- [EXERCISE]:
Report the count of lines below in which the string "soit" occurs; include nothing else.

Saved data entries:
▬▬▬▬▬▬▬▬▬▬
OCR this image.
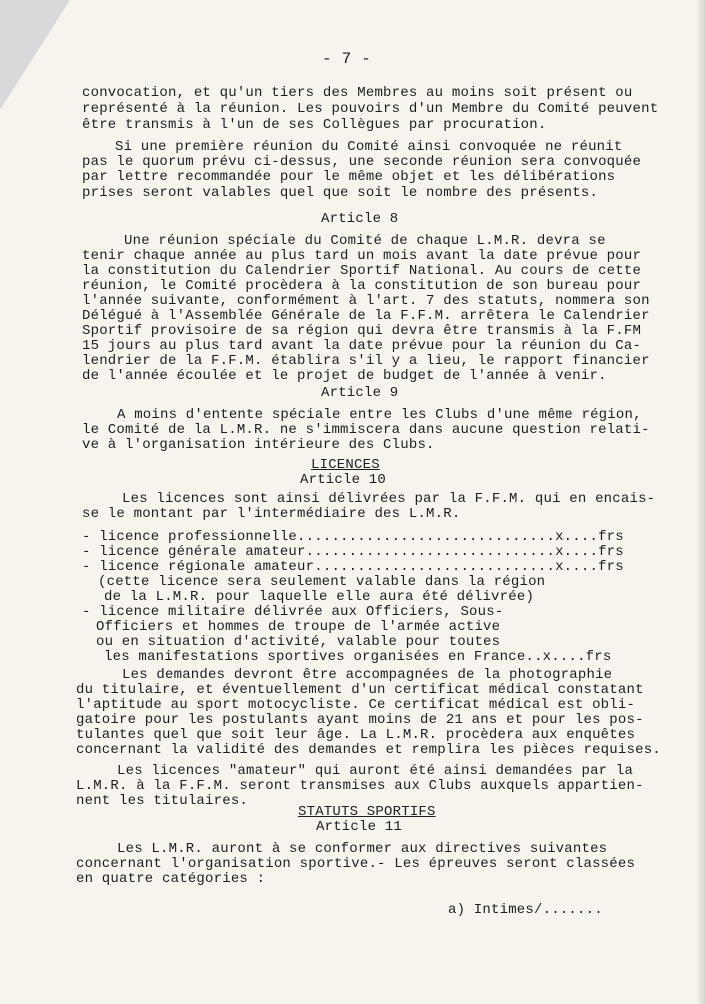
- 7 -
convocation, et qu'un tiers des Membres au moins soit présent ou
représenté à la réunion. Les pouvoirs d'un Membre du Comité peuvent
être transmis à l'un de ses Collègues par procuration.
Si une première réunion du Comité ainsi convoquée ne réunit
pas le quorum prévu ci-dessus, une seconde réunion sera convoquée
par lettre recommandée pour le même objet et les délibérations
prises seront valables quel que soit le nombre des présents.
Article 8
Une réunion spéciale du Comité de chaque L.M.R. devra se
tenir chaque année au plus tard un mois avant la date prévue pour
la constitution du Calendrier Sportif National. Au cours de cette
réunion, le Comité procèdera à la constitution de son bureau pour
l'année suivante, conformément à l'art. 7 des statuts, nommera son
Délégué à l'Assemblée Générale de la F.F.M. arrêtera le Calendrier
Sportif provisoire de sa région qui devra être transmis à la F.FM
15 jours au plus tard avant la date prévue pour la réunion du Ca-
lendrier de la F.F.M. établira s'il y a lieu, le rapport financier
de l'année écoulée et le projet de budget de l'année à venir.
Article 9
A moins d'entente spéciale entre les Clubs d'une même région,
le Comité de la L.M.R. ne s'immiscera dans aucune question relati-
ve à l'organisation intérieure des Clubs.
LICENCES
Article 10
Les licences sont ainsi délivrées par la F.F.M. qui en encais-
se le montant par l'intermédiaire des L.M.R.
- licence professionnelle..............................x....frs
- licence générale amateur.............................x....frs
- licence régionale amateur............................x....frs
(cette licence sera seulement valable dans la région
de la L.M.R. pour laquelle elle aura été délivrée)
- licence militaire délivrée aux Officiers, Sous-
Officiers et hommes de troupe de l'armée active
ou en situation d'activité, valable pour toutes
les manifestations sportives organisées en France..x....frs
Les demandes devront être accompagnées de la photographie
du titulaire, et éventuellement d'un certificat médical constatant
l'aptitude au sport motocycliste. Ce certificat médical est obli-
gatoire pour les postulants ayant moins de 21 ans et pour les pos-
tulantes quel que soit leur âge. La L.M.R. procèdera aux enquêtes
concernant la validité des demandes et remplira les pièces requises.
Les licences "amateur" qui auront été ainsi demandées par la
L.M.R. à la F.F.M. seront transmises aux Clubs auxquels appartien-
nent les titulaires.
STATUTS SPORTIFS
Article 11
Les L.M.R. auront à se conformer aux directives suivantes
concernant l'organisation sportive.- Les épreuves seront classées
en quatre catégories :
a) Intimes/.......
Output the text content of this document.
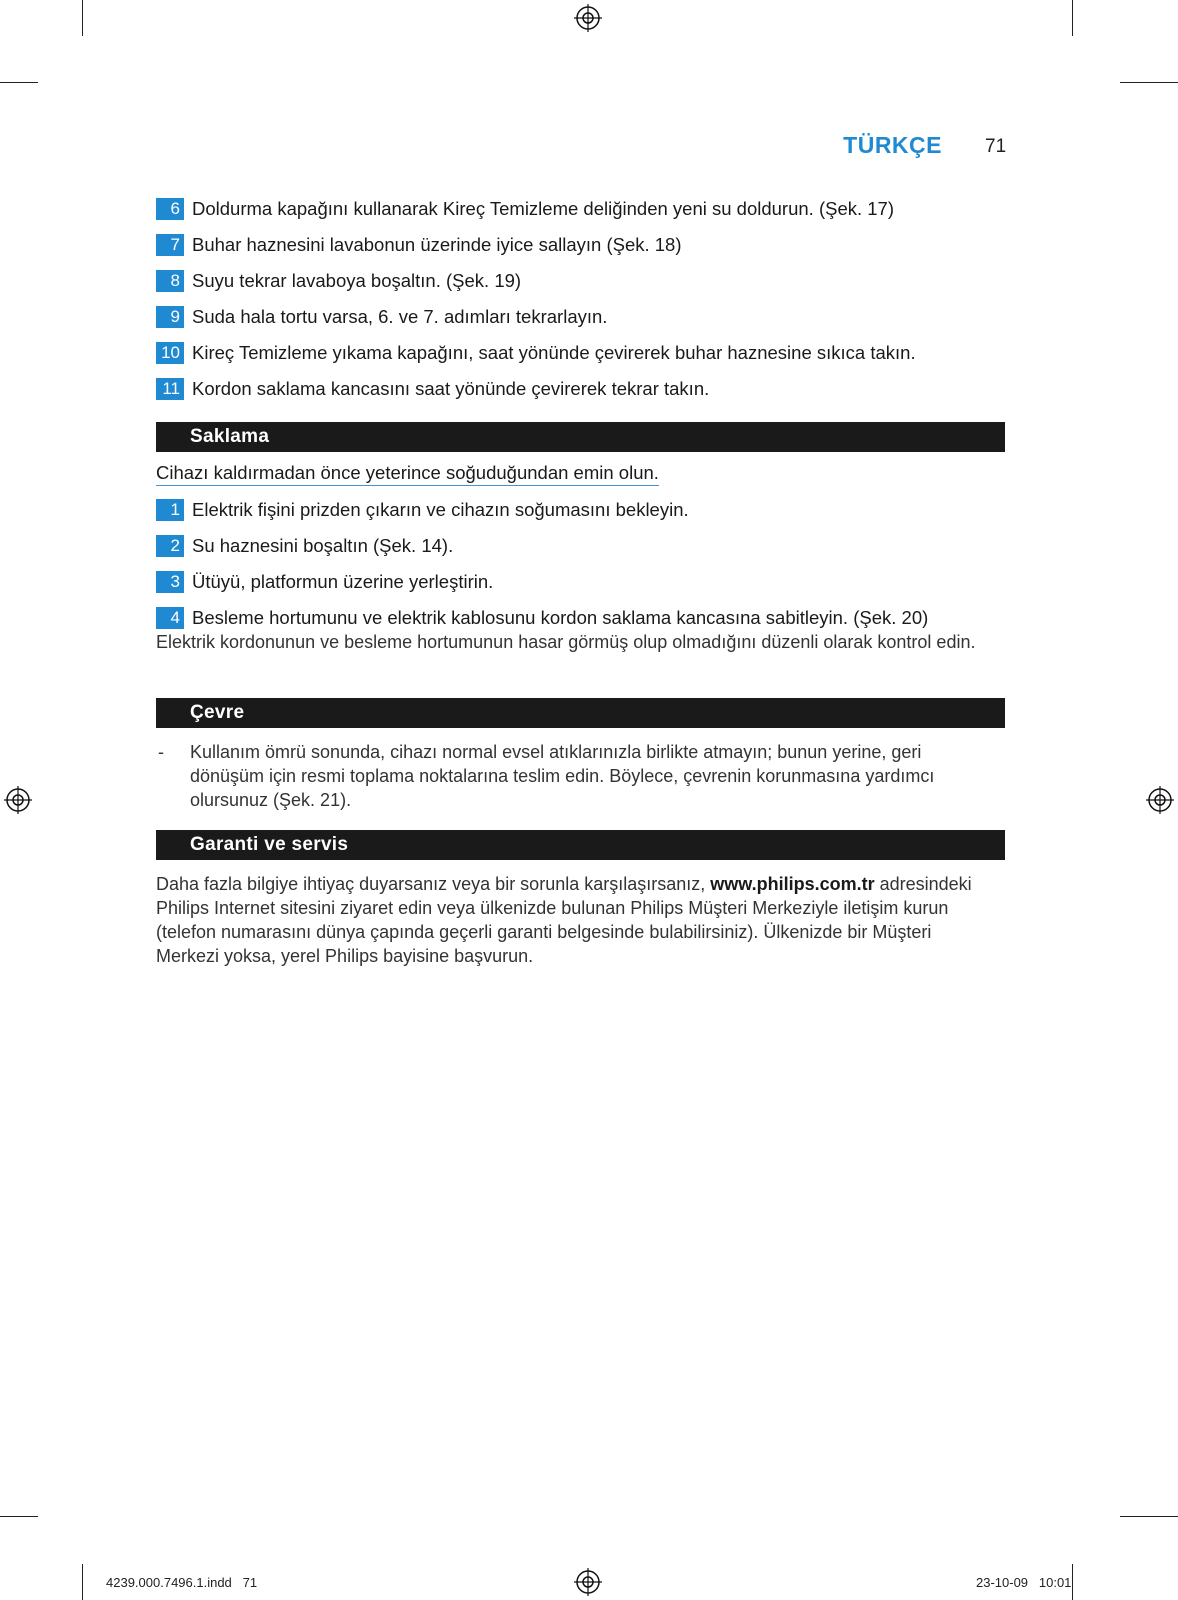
TÜRKÇE 71
6 Doldurma kapağını kullanarak Kireç Temizleme deliğinden yeni su doldurun. (Şek. 17)
7 Buhar haznesini lavabonun üzerinde iyice sallayın (Şek. 18)
8 Suyu tekrar lavaboya boşaltın. (Şek. 19)
9 Suda hala tortu varsa, 6. ve 7. adımları tekrarlayın.
10 Kireç Temizleme yıkama kapağını, saat yönünde çevirerek buhar haznesine sıkıca takın.
11 Kordon saklama kancasını saat yönünde çevirerek tekrar takın.
Saklama
Cihazı kaldırmadan önce yeterince soğuduğundan emin olun.
1 Elektrik fişini prizden çıkarın ve cihazın soğumasını bekleyin.
2 Su haznesini boşaltın (Şek. 14).
3 Ütüyü, platformun üzerine yerleştirin.
4 Besleme hortumunu ve elektrik kablosunu kordon saklama kancasına sabitleyin. (Şek. 20)
Elektrik kordonunun ve besleme hortumunun hasar görmüş olup olmadığını düzenli olarak kontrol edin.
Çevre
-	Kullanım ömrü sonunda, cihazı normal evsel atıklarınızla birlikte atmayın; bunun yerine, geri dönüşüm için resmi toplama noktalarına teslim edin. Böylece, çevrenin korunmasına yardımcı olursunuz (Şek. 21).
Garanti ve servis
Daha fazla bilgiye ihtiyaç duyarsanız veya bir sorunla karşılaşırsanız, www.philips.com.tr adresindeki Philips Internet sitesini ziyaret edin veya ülkenizde bulunan Philips Müşteri Merkeziyle iletişim kurun (telefon numarasını dünya çapında geçerli garanti belgesinde bulabilirsiniz). Ülkenizde bir Müşteri Merkezi yoksa, yerel Philips bayisine başvurun.
4239.000.7496.1.indd   71	23-10-09   10:01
▬▬▬▬▬▬▬▬▬▬
- [WRITTEN REPLY]:
3